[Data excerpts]
start
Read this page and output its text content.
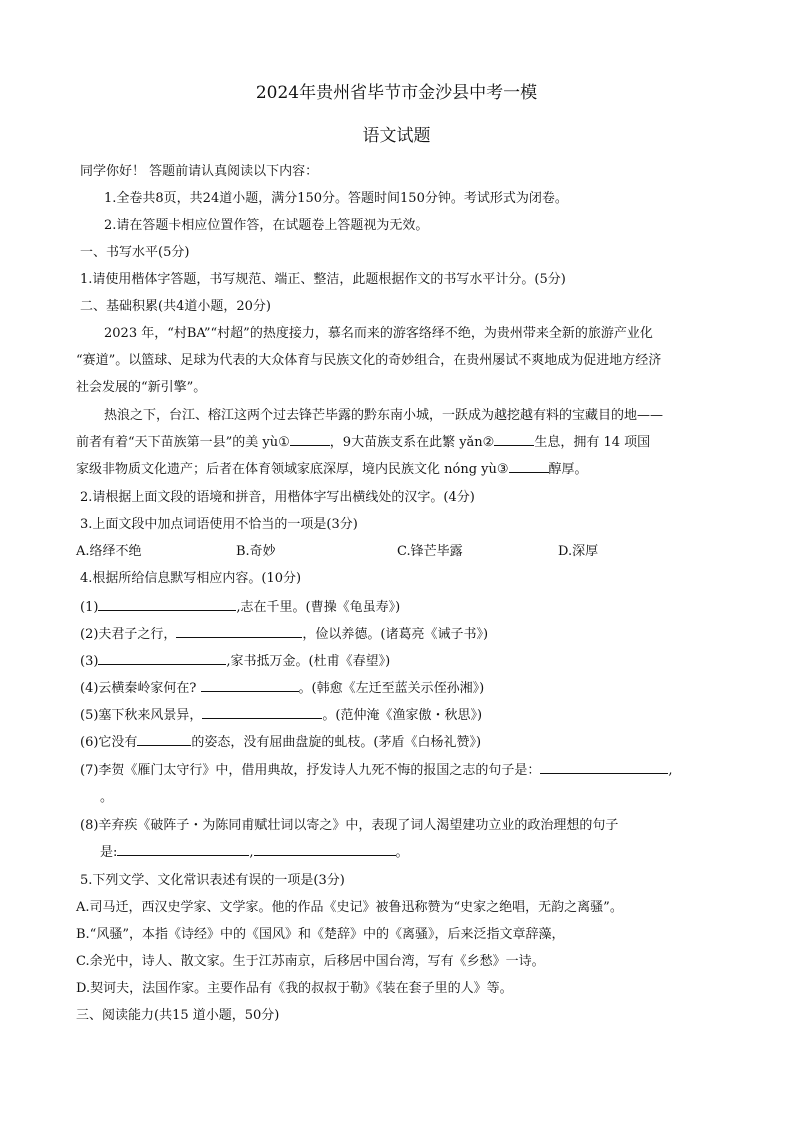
2024年贵州省毕节市金沙县中考一模
语文试题
同学你好！ 答题前请认真阅读以下内容：
1.全卷共8页，共24道小题，满分150分。答题时间150分钟。考试形式为闭卷。
2.请在答题卡相应位置作答，在试题卷上答题视为无效。
一、书写水平(5分)
1.请使用楷体字答题，书写规范、端正、整洁，此题根据作文的书写水平计分。(5分)
二、基础积累(共4道小题，20分)
2023 年，“村BA”“村超”的热度接力，慕名而来的游客络绎不绝，为贵州带来全新的旅游产业化
“赛道”。以篮球、足球为代表的大众体育与民族文化的奇妙组合，在贵州屡试不爽地成为促进地方经济
社会发展的“新引擎”。
热浪之下，台江、榕江这两个过去锋芒毕露的黔东南小城，一跃成为越挖越有料的宝藏目的地——
前者有着“天下苗族第一县”的美 yù①	，9大苗族支系在此繁 yǎn②	生息，拥有 14 项国
家级非物质文化遗产；后者在体育领域家底深厚，境内民族文化 nóng yù③	醇厚。
2.请根据上面文段的语境和拼音，用楷体字写出横线处的汉字。(4分)
3.上面文段中加点词语使用不恰当的一项是(3分)
A.络绎不绝	B.奇妙	C.锋芒毕露	D.深厚
4.根据所给信息默写相应内容。(10分)
(1)	,志在千里。(曹操《龟虽寿》)
(2)夫君子之行，	，俭以养德。(诸葛亮《诫子书》)
(3)	,家书抵万金。(杜甫《春望》)
(4)云横秦岭家何在?	。(韩愈《左迁至蓝关示侄孙湘》)
(5)塞下秋来风景异，	。(范仲淹《渔家傲・秋思》)
(6)它没有	的姿态，没有屈曲盘旋的虬枝。(茅盾《白杨礼赞》)
(7)李贺《雁门太守行》中，借用典故，抒发诗人九死不悔的报国之志的句子是：	,
。
(8)辛弃疾《破阵子・为陈同甫赋壮词以寄之》中，表现了词人渴望建功立业的政治理想的句子
是:	,	。
5.下列文学、文化常识表述有误的一项是(3分)
A.司马迁，西汉史学家、文学家。他的作品《史记》被鲁迅称赞为“史家之绝唱，无韵之离骚”。
B.“风骚”，本指《诗经》中的《国风》和《楚辞》中的《离骚》，后来泛指文章辞藻，
C.余光中，诗人、散文家。生于江苏南京，后移居中国台湾，写有《乡愁》一诗。
D.契诃夫，法国作家。主要作品有《我的叔叔于勒》《装在套子里的人》等。
三、阅读能力(共15 道小题，50分)
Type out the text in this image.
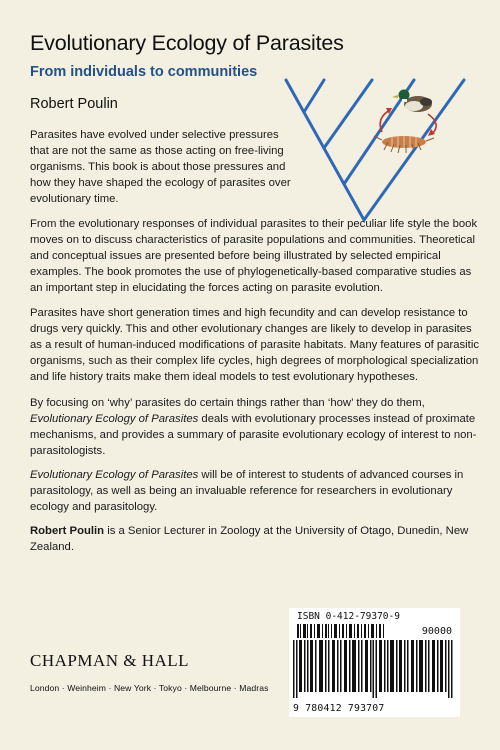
Evolutionary Ecology of Parasites
From individuals to communities
Robert Poulin

Parasites have evolved under selective pressures that are not the same as those acting on free-living organisms. This book is about those pressures and how they have shaped the ecology of parasites over evolutionary time.

From the evolutionary responses of individual parasites to their peculiar life style the book moves on to discuss characteristics of parasite populations and communities. Theoretical and conceptual issues are presented before being illustrated by selected empirical examples. The book promotes the use of phylogenetically-based comparative studies as an important step in elucidating the forces acting on parasite evolution.

Parasites have short generation times and high fecundity and can develop resistance to drugs very quickly. This and other evolutionary changes are likely to develop in parasites as a result of human-induced modifications of parasite habitats. Many features of parasitic organisms, such as their complex life cycles, high degrees of morphological specialization and life history traits make them ideal models to test evolutionary hypotheses.

By focusing on ‘why’ parasites do certain things rather than ‘how’ they do them, Evolutionary Ecology of Parasites deals with evolutionary processes instead of proximate mechanisms, and provides a summary of parasite evolutionary ecology of interest to non-parasitologists.

Evolutionary Ecology of Parasites will be of interest to students of advanced courses in parasitology, as well as being an invaluable reference for researchers in evolutionary ecology and parasitology.

Robert Poulin is a Senior Lecturer in Zoology at the University of Otago, Dunedin, New Zealand.

CHAPMAN & HALL
London · Weinheim · New York · Tokyo · Melbourne · Madras
ISBN 0-412-79370-9
90000
9 780412 793707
end
- **REQUIRED TASK**: Print the listing above in full, exactly as written. Omit any pictures.

- **TASK RESPONSE**:
Read this page and output its text content.
2024年贵州省毕节市金沙县中考一模
语文试题
同学你好！ 答题前请认真阅读以下内容：
1.全卷共8页，共24道小题，满分150分。答题时间150分钟。考试形式为闭卷。
2.请在答题卡相应位置作答，在试题卷上答题视为无效。
一、书写水平(5分)
1.请使用楷体字答题，书写规范、端正、整洁，此题根据作文的书写水平计分。(5分)
二、基础积累(共4道小题，20分)
2023 年，“村BA”“村超”的热度接力，慕名而来的游客络绎不绝，为贵州带来全新的旅游产业化
“赛道”。以篮球、足球为代表的大众体育与民族文化的奇妙组合，在贵州屡试不爽地成为促进地方经济
社会发展的“新引擎”。
热浪之下，台江、榕江这两个过去锋芒毕露的黔东南小城，一跃成为越挖越有料的宝藏目的地——
前者有着“天下苗族第一县”的美 yù①	，9大苗族支系在此繁 yǎn②	生息，拥有 14 项国
家级非物质文化遗产；后者在体育领域家底深厚，境内民族文化 nóng yù③	醇厚。
2.请根据上面文段的语境和拼音，用楷体字写出横线处的汉字。(4分)
3.上面文段中加点词语使用不恰当的一项是(3分)
A.络绎不绝	B.奇妙	C.锋芒毕露	D.深厚
4.根据所给信息默写相应内容。(10分)
(1)	,志在千里。(曹操《龟虽寿》)
(2)夫君子之行，	，俭以养德。(诸葛亮《诫子书》)
(3)	,家书抵万金。(杜甫《春望》)
(4)云横秦岭家何在?	。(韩愈《左迁至蓝关示侄孙湘》)
(5)塞下秋来风景异，	。(范仲淹《渔家傲・秋思》)
(6)它没有	的姿态，没有屈曲盘旋的虬枝。(茅盾《白杨礼赞》)
(7)李贺《雁门太守行》中，借用典故，抒发诗人九死不悔的报国之志的句子是：	,
。
(8)辛弃疾《破阵子・为陈同甫赋壮词以寄之》中，表现了词人渴望建功立业的政治理想的句子
是:	,	。
5.下列文学、文化常识表述有误的一项是(3分)
A.司马迁，西汉史学家、文学家。他的作品《史记》被鲁迅称赞为“史家之绝唱，无韵之离骚”。
B.“风骚”，本指《诗经》中的《国风》和《楚辞》中的《离骚》，后来泛指文章辞藻，
C.余光中，诗人、散文家。生于江苏南京，后移居中国台湾，写有《乡愁》一诗。
D.契诃夫，法国作家。主要作品有《我的叔叔于勒》《装在套子里的人》等。
三、阅读能力(共15 道小题，50分)
Type out the text in this image.
Evolutionary Ecology of Parasites
From individuals to communities
Robert Poulin

Parasites have evolved under selective pressures that are not the same as those acting on free-living organisms. This book is about those pressures and how they have shaped the ecology of parasites over evolutionary time.

From the evolutionary responses of individual parasites to their peculiar life style the book moves on to discuss characteristics of parasite populations and communities. Theoretical and conceptual issues are presented before being illustrated by selected empirical examples. The book promotes the use of phylogenetically-based comparative studies as an important step in elucidating the forces acting on parasite evolution.

Parasites have short generation times and high fecundity and can develop resistance to drugs very quickly. This and other evolutionary changes are likely to develop in parasites as a result of human-induced modifications of parasite habitats. Many features of parasitic organisms, such as their complex life cycles, high degrees of morphological specialization and life history traits make them ideal models to test evolutionary hypotheses.

By focusing on ‘why’ parasites do certain things rather than ‘how’ they do them, Evolutionary Ecology of Parasites deals with evolutionary processes instead of proximate mechanisms, and provides a summary of parasite evolutionary ecology of interest to non-parasitologists.

Evolutionary Ecology of Parasites will be of interest to students of advanced courses in parasitology, as well as being an invaluable reference for researchers in evolutionary ecology and parasitology.

Robert Poulin is a Senior Lecturer in Zoology at the University of Otago, Dunedin, New Zealand.

CHAPMAN & HALL
London · Weinheim · New York · Tokyo · Melbourne · Madras
ISBN 0-412-79370-9
90000
9 780412 793707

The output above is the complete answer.